Stated goal - Quote every line as given.

== Extracted records

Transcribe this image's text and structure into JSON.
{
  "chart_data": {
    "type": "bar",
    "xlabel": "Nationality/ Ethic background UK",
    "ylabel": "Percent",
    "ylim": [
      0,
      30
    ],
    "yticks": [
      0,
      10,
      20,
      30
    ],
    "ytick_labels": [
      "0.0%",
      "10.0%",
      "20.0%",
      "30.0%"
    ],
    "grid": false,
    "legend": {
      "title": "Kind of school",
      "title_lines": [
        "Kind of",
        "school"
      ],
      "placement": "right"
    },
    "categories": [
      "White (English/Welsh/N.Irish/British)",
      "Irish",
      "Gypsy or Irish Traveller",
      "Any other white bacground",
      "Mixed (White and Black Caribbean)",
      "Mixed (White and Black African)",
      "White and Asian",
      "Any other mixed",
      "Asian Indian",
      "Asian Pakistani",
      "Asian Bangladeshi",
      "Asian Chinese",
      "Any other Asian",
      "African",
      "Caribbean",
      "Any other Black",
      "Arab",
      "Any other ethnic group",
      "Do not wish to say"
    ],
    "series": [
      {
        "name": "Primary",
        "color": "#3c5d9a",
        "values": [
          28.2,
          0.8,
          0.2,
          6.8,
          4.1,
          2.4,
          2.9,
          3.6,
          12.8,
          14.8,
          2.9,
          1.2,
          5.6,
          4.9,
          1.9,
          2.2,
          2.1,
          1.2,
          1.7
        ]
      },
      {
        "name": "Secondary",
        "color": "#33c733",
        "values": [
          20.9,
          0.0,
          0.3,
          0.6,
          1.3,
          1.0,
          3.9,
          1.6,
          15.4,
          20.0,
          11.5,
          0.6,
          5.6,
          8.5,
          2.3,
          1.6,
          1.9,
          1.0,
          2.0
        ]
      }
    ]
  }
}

====

Solution to the problem -
Transcribe this image's text and structure into JSON.
{
  "chart_data": {
    "type": "bar",
    "xlabel": "Nationality/ Ethic background UK",
    "ylabel": "Percent",
    "ylim": [
      0,
      30
    ],
    "yticks": [
      0,
      10,
      20,
      30
    ],
    "ytick_labels": [
      "0.0%",
      "10.0%",
      "20.0%",
      "30.0%"
    ],
    "grid": false,
    "legend": {
      "title": "Kind of school",
      "title_lines": [
        "Kind of",
        "school"
      ],
      "placement": "right"
    },
    "categories": [
      "White (English/Welsh/N.Irish/British)",
      "Irish",
      "Gypsy or Irish Traveller",
      "Any other white bacground",
      "Mixed (White and Black Caribbean)",
      "Mixed (White and Black African)",
      "White and Asian",
      "Any other mixed",
      "Asian Indian",
      "Asian Pakistani",
      "Asian Bangladeshi",
      "Asian Chinese",
      "Any other Asian",
      "African",
      "Caribbean",
      "Any other Black",
      "Arab",
      "Any other ethnic group",
      "Do not wish to say"
    ],
    "series": [
      {
        "name": "Primary",
        "color": "#3c5d9a",
        "values": [
          28.2,
          0.8,
          0.2,
          6.8,
          4.1,
          2.4,
          2.9,
          3.6,
          12.8,
          14.8,
          2.9,
          1.2,
          5.6,
          4.9,
          1.9,
          2.2,
          2.1,
          1.2,
          1.7
        ]
      },
      {
        "name": "Secondary",
        "color": "#33c733",
        "values": [
          20.9,
          0.0,
          0.3,
          0.6,
          1.3,
          1.0,
          3.9,
          1.6,
          15.4,
          20.0,
          11.5,
          0.6,
          5.6,
          8.5,
          2.3,
          1.6,
          1.9,
          1.0,
          2.0
        ]
      }
    ]
  }
}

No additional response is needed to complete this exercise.